### [WORK TO BE COMPLETED]
Please list all lines of the material below in which the string "Σύρου" occurs.

-- start of ENTRIES SHOWN --

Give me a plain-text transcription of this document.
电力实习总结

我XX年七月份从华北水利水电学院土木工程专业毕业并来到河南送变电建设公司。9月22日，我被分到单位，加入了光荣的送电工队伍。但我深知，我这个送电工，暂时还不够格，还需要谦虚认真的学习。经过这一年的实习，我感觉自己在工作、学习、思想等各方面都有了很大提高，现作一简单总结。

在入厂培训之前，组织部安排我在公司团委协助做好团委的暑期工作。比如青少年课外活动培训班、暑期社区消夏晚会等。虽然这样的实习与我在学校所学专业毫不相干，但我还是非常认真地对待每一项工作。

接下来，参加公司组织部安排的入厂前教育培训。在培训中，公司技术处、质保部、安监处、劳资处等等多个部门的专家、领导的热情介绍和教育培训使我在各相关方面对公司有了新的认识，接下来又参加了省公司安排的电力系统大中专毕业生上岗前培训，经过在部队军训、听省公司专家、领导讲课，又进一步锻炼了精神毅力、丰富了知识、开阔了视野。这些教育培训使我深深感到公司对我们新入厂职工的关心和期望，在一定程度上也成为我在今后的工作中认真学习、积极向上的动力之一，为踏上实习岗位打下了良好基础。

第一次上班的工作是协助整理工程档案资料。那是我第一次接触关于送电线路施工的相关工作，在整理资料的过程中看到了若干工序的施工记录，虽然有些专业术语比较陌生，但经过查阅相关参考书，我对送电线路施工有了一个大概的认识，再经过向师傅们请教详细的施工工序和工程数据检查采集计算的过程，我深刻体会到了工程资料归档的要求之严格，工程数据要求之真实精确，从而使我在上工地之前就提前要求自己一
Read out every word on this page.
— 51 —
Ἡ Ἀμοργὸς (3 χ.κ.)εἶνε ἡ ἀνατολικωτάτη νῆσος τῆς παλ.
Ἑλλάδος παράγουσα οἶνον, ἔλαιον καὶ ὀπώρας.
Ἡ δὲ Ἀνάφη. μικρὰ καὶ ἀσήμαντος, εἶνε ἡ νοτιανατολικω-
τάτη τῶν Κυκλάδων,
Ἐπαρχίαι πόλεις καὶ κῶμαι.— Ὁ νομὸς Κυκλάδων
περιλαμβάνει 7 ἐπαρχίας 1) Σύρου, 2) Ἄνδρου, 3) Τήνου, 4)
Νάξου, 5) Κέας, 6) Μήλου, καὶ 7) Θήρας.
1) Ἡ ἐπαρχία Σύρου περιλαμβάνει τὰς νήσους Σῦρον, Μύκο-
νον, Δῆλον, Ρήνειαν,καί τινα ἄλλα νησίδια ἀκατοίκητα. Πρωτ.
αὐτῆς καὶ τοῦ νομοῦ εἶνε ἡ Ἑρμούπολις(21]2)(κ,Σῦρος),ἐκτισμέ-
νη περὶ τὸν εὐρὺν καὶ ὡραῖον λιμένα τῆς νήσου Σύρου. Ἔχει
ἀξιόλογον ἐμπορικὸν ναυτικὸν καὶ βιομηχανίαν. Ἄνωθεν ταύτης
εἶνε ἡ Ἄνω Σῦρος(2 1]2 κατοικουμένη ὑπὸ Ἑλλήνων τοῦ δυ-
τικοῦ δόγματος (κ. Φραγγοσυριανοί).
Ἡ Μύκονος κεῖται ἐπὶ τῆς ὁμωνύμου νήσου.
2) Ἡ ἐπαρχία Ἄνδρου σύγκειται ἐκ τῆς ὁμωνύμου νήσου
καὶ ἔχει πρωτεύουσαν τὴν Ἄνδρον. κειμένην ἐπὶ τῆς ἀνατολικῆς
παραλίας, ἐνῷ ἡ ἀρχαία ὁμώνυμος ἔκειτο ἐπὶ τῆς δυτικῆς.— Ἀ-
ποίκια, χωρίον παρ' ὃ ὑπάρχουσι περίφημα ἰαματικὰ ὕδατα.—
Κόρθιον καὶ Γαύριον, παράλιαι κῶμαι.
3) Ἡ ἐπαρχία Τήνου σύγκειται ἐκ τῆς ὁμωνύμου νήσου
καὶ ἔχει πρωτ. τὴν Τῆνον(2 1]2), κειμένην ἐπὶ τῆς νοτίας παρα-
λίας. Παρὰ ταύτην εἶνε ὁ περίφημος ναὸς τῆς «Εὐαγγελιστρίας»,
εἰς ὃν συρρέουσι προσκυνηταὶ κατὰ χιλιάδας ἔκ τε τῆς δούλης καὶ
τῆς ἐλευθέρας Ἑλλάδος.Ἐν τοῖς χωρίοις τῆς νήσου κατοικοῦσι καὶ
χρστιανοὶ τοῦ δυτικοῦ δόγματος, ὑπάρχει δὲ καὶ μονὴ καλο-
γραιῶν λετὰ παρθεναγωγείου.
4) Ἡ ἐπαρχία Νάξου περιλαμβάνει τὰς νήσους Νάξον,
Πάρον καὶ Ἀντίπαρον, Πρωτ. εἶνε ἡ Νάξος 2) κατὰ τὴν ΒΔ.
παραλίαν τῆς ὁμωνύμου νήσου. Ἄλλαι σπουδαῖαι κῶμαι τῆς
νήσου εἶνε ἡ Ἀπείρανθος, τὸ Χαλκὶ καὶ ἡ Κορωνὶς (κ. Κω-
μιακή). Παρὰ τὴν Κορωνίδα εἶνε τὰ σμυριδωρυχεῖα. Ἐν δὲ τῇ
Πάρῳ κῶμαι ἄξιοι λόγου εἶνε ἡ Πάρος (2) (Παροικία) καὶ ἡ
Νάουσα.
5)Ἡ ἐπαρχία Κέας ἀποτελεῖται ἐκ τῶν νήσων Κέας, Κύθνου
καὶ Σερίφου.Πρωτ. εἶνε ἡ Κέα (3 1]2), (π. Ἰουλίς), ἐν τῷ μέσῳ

-- end of ENTRIES SHOWN --
-- start of ENTRIES SHOWN --

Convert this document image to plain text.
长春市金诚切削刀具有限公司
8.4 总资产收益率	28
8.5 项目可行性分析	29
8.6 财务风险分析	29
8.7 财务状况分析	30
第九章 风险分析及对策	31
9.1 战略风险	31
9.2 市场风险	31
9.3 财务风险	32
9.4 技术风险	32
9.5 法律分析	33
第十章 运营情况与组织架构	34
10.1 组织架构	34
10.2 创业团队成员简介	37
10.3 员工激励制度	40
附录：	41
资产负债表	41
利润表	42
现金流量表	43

-- end of ENTRIES SHOWN --

### [OUTPUT OF THE TASK]
περιλαμβάνει 7 ἐπαρχίας 1) Σύρου, 2) Ἄνδρου, 3) Τήνου, 4)
1) Ἡ ἐπαρχία Σύρου περιλαμβάνει τὰς νήσους Σῦρον, Μύκο-
νη περὶ τὸν εὐρὺν καὶ ὡραῖον λιμένα τῆς νήσου Σύρου. Ἔχει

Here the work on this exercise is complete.